> **Exercise**
What does the Haskell tutorial text call the process of generating an executable?

> **Text extract**
┏━━
Now that we've successfully compiled our minimal
library, we'll write a tiny program to exercise it. Create the
following file in your text editor, and save it as
Main.hs.
-- file: ch05/Main.hs
module Main () where
import SimpleJSON
main = print (JObject [("foo", JNumber 1), ("bar", JBool False)])Notice the import directive that
follows the module declaration. This indicates that we want to
take all of the names that are exported from the
SimpleJSON module, and make them available in our
module. Any import directives must appear in a
group at the beginning of a module. They must appear after the
module declaration, but before all other code. We cannot, for
example, scatter them throughout a source file.
Our choice of naming for the source file and
function is deliberate. To create an executable, ghc
expects a module named Main that contains a
function named main. The
main function is the one that will be
called when we run the program once we've built it.
ghc -o simple Main.hs SimpleJSON.oThis time around, we're omitting the
-c option when we invoke ghc, so it will
attempt to generate an executable. The process of generating an
executable is called linking. As our
command line suggests, ghc is perfectly able to both compile
source files and link an executable in a single
invocation.
We pass ghc a new option,
-o, which takes one argument: this is the name
of the executable that ghc should create[10]. Here, we've decided
to name the program simple. On Windows,
the program will have the suffix .exe, but
on Unix variants there will not be a suffix.
Finally, we supply the name of our new source
file, Main.hs, and the object file we
already compiled, SimpleJSON.o. We must
explicitly list every one of our files that contains code that
should end up in the executable. If we forget a source or
object file, ghc will complain about undefined
symbols, which indicates that some of the
definitions that it needs are not provided in the files we have
supplied.
When compiling, we can pass ghc any mixture of source and object files. If ghc notices that it has already compiled a source file into an object file, it will only recompile the source file if we've modified it.
Once ghc has finished compiling and linking our
simple program, we can run it from the
command line.
Now that we have a Haskell representation for JSON's types, we'd like to be able to take Haskell values and render them as JSON data.
There are a few ways we could go about this. Perhaps the most direct would be to write a rendering function that prints a value in JSON form. Once we're done, we'll explore some more interesting approaches.
-- file: ch05/PutJSON.hs
module PutJSON where
import Data.List (intercalate)
import SimpleJSON
renderJValue :: JValue -> String
renderJValue (JString s) = show s
renderJValue (JNumber n) = show n
renderJValue (JBool True) = "true"
renderJValue (JBool False) = "false"
renderJValue JNull = "null"
renderJValue (JObject o) = "{" ++ pairs o ++ "}"
where pairs [] = ""
pairs ps = intercalate ", " (map renderPair ps)
renderPair (k,v) = show k ++ ": " ++ renderJValue v
renderJValue (JArray a) = "[" ++ values a ++ "]"
where values [] = ""
values vs = intercalate ", " (map renderJValue vs)Good Haskell style involves separating pure code
from code that performs I/O. Our
renderJValue function has no interaction
with the outside world, but we still need to be able to print a
JValue.
-- file: ch05/PutJSON.hs putJValue :: JValue -> IO () putJValue v = putStrLn (renderJValue v)
Printing a JSON value is now easy.
Why should we separate the rendering code from the code that actually prints a value? This gives us flexibility. For instance, if we wanted to compress the data before writing it out, and we intermixed rendering with printing, it would be much more difficult to adapt our code to that change in circumstances.
┗━━
> **Listing**
┏━━
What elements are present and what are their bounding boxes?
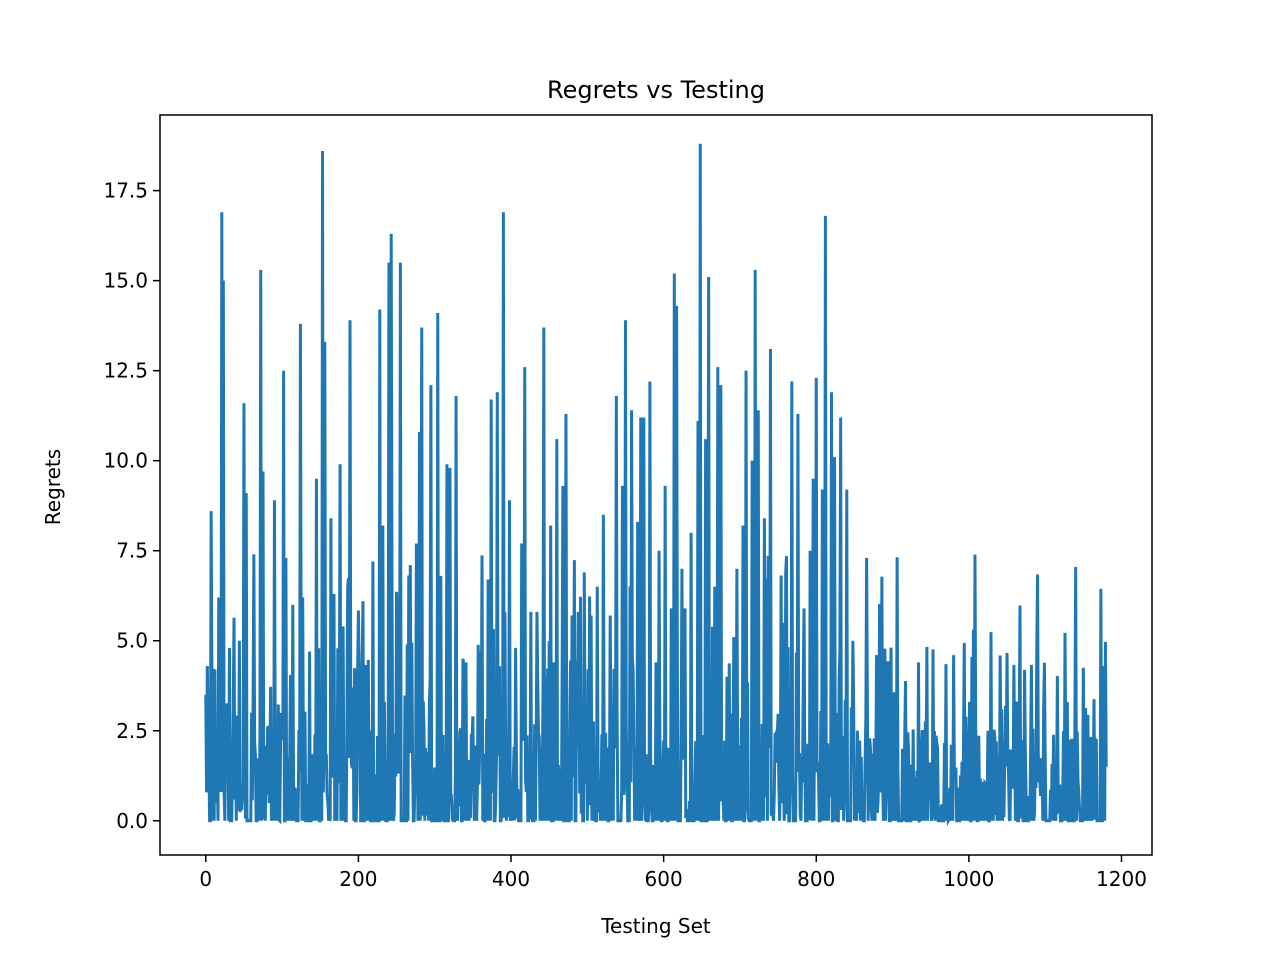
y-tick-label: 15.0: [103, 269, 148, 293]
y-tick-label: 2.5: [116, 719, 148, 743]
axes-frame: [159, 114, 1153, 856]
y-tick-label: 0.0: [116, 809, 148, 833]
plot-area: 0 200 400 600 800 1000 1200 0.0 2.5 5.0 7.5 10.0 12…: [103, 114, 1153, 891]
y-axis-label: Regrets: [41, 449, 65, 525]
y-axis: 0.0 2.5 5.0 7.5 10.0 12.5 15.0 17.5: [103, 179, 160, 833]
chart-title: Regrets vs Testing: [547, 76, 765, 104]
series-line: [204, 143, 1108, 827]
x-tick-label: 0: [199, 867, 212, 891]
y-tick-label: 5.0: [116, 629, 148, 653]
y-tick-label: 12.5: [103, 359, 148, 383]
y-tick-label: 10.0: [103, 449, 148, 473]
x-tick-label: 1000: [943, 867, 994, 891]
y-tick-label: 7.5: [116, 539, 148, 563]
x-tick-label: 400: [492, 867, 530, 891]
x-axis-label: Testing Set: [600, 914, 711, 938]
x-tick-label: 600: [645, 867, 683, 891]
x-axis: 0 200 400 600 800 1000 1200: [199, 855, 1147, 891]
x-tick-label: 1200: [1096, 867, 1147, 891]
y-tick-label: 17.5: [103, 179, 148, 203]
x-tick-label: 200: [339, 867, 377, 891]
x-tick-label: 800: [797, 867, 835, 891]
┗━━
> **Solution to this task**
Linking.